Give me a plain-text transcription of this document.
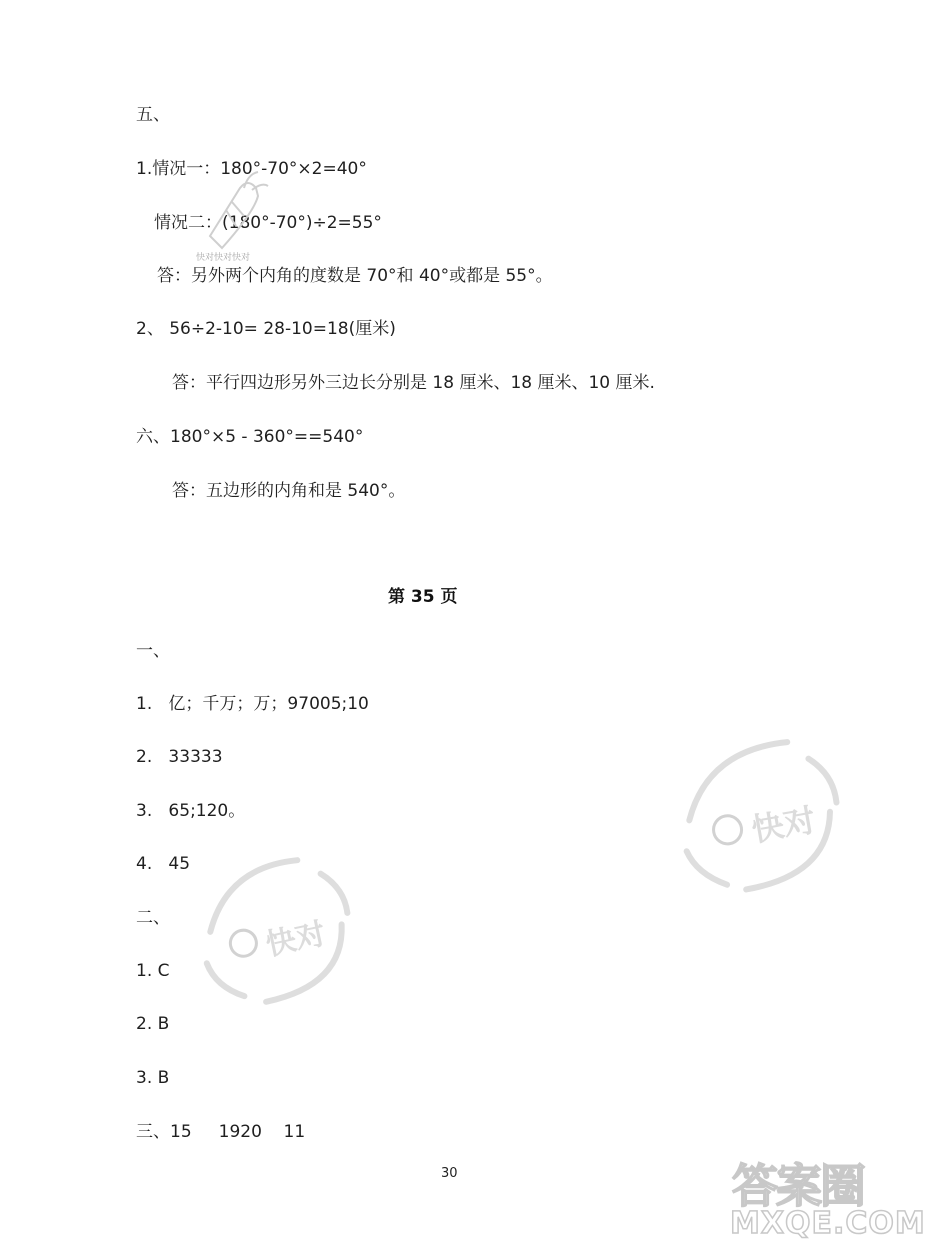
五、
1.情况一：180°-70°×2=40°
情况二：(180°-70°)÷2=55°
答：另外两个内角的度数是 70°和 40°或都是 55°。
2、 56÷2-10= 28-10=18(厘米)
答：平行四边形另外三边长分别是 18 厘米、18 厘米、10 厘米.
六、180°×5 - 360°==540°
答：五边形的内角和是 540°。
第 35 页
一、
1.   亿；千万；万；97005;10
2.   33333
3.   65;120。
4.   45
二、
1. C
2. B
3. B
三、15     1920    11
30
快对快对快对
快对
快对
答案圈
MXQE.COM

---

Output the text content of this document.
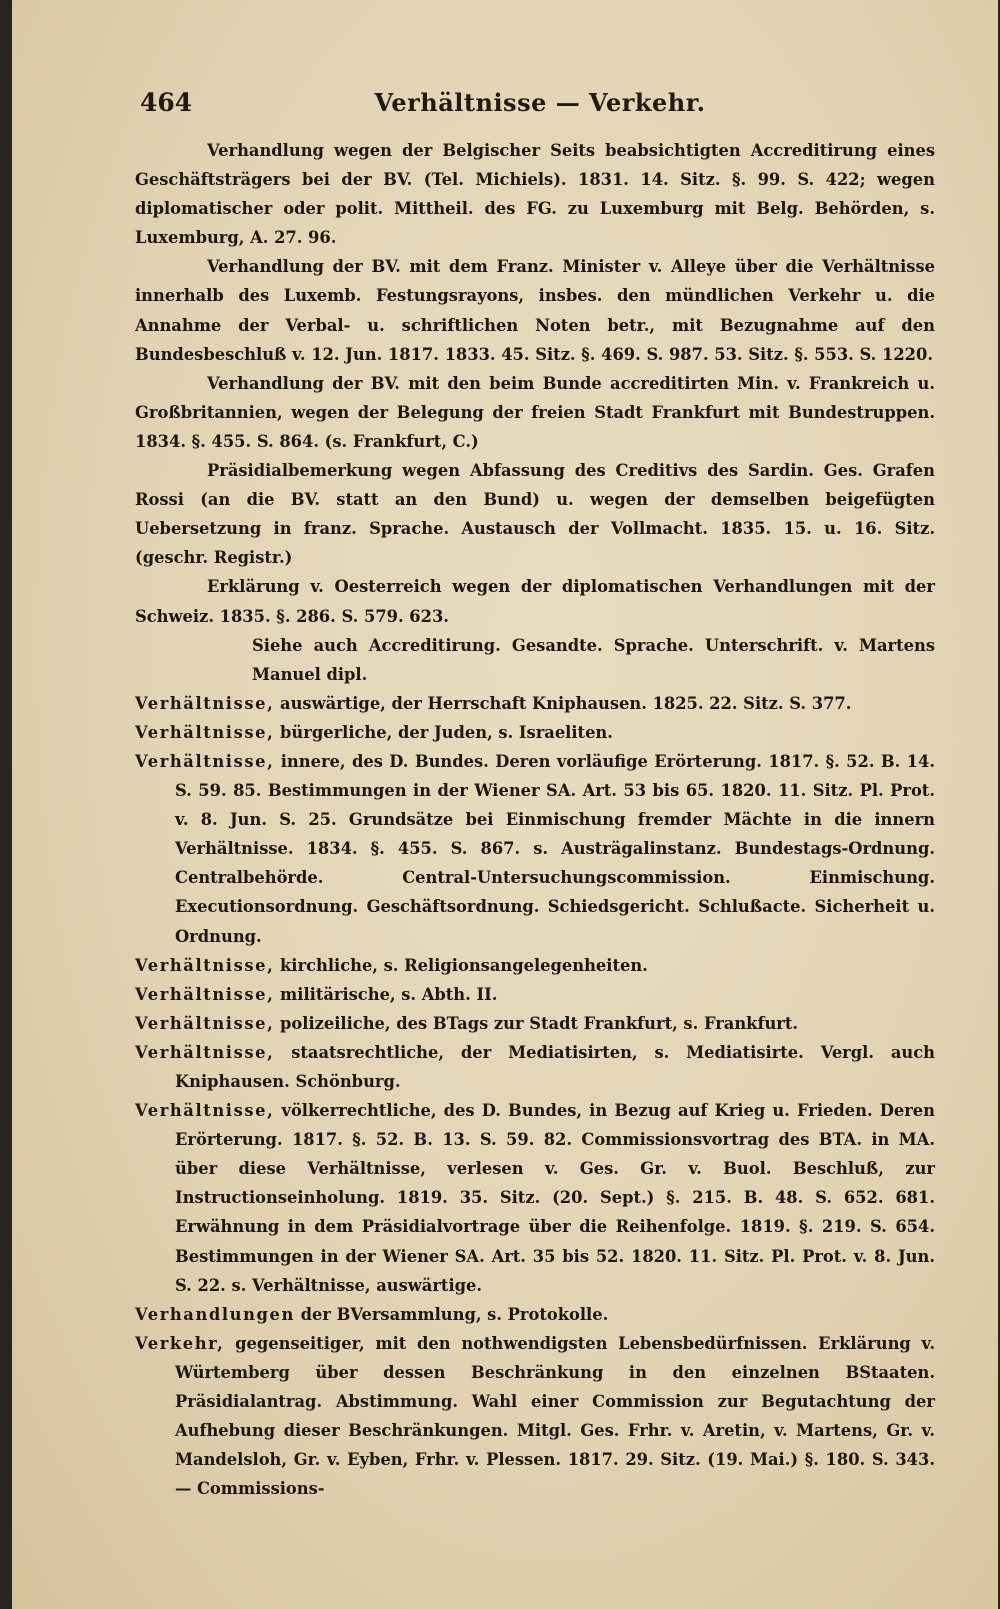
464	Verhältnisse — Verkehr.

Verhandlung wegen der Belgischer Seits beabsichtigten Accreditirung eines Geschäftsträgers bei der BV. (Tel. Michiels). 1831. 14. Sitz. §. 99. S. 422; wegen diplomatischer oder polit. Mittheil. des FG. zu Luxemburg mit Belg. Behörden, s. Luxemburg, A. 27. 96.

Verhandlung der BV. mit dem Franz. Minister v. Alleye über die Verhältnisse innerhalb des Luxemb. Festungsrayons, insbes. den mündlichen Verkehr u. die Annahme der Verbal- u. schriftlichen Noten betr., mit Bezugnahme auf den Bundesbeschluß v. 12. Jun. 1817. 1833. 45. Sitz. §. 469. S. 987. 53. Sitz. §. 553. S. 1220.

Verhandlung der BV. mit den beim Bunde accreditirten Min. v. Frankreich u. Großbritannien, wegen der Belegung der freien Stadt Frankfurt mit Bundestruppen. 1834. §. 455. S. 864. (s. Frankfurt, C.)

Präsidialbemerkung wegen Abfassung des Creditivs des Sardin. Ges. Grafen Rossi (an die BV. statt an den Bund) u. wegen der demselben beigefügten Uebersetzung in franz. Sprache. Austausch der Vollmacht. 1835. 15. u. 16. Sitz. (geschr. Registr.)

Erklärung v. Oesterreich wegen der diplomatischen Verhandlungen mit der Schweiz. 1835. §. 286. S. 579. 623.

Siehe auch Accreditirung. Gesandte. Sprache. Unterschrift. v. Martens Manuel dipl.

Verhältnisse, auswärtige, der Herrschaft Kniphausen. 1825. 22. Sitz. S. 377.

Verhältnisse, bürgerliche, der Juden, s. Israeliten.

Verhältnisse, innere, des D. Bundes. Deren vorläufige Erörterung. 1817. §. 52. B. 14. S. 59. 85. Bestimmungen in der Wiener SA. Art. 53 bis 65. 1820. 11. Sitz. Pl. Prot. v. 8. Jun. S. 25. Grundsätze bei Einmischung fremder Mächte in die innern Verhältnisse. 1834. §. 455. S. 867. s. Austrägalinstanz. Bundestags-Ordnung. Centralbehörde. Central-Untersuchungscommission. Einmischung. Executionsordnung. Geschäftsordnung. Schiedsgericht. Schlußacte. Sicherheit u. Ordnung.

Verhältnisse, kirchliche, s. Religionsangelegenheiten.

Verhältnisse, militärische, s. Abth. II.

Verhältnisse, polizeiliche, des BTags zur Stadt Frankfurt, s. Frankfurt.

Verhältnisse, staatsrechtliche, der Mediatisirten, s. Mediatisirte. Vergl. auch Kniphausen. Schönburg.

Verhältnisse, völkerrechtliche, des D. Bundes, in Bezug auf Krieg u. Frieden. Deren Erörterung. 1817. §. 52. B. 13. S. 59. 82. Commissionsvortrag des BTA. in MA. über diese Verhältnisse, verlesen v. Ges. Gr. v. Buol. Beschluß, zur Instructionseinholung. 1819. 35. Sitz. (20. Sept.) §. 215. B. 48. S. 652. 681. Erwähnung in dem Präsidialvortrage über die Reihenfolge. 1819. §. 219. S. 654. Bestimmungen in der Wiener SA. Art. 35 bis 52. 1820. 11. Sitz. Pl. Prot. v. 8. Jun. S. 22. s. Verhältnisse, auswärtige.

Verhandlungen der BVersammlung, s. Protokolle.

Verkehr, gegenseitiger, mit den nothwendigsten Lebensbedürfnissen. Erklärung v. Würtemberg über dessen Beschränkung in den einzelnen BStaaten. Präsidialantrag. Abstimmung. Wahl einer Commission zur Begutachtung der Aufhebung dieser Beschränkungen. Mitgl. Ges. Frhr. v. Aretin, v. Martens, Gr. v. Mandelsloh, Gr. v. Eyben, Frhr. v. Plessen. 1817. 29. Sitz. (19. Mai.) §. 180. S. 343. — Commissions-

==

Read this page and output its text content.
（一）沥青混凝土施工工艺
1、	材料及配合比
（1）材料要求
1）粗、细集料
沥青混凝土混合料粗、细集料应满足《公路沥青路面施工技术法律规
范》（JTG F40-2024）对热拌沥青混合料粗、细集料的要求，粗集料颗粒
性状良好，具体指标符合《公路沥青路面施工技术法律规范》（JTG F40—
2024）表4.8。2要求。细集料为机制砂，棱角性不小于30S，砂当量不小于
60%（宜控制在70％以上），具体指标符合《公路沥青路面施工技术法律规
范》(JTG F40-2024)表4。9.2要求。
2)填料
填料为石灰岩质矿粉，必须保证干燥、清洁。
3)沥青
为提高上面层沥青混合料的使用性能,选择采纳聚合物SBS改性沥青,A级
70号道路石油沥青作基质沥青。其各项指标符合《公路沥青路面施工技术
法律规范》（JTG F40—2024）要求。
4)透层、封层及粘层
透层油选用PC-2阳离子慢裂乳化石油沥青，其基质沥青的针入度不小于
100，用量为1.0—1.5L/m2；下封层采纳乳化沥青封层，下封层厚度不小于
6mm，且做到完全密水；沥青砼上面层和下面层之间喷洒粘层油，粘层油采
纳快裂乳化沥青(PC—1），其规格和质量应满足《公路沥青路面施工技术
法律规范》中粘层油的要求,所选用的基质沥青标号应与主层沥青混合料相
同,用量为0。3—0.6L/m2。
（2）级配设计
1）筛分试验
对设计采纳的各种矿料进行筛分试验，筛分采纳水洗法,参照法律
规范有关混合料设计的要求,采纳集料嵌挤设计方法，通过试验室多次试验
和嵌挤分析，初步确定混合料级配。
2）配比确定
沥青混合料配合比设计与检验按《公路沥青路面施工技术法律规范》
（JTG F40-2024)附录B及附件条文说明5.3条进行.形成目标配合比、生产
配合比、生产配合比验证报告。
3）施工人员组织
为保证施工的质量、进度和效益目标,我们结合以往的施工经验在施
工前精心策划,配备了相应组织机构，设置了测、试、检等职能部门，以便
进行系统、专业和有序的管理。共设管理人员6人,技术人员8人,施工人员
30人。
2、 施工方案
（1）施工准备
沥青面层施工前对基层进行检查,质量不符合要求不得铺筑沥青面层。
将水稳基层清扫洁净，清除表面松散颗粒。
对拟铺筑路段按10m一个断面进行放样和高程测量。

*Given instruction*
Which lines hold the string "Verhandlungen"? List them all.

*Solution*
Erklärung v. Oesterreich wegen der diplomatischen Verhandlungen mit der Schweiz. 1835. §. 286. S. 579. 623.
Verhandlungen der BVersammlung, s. Protokolle.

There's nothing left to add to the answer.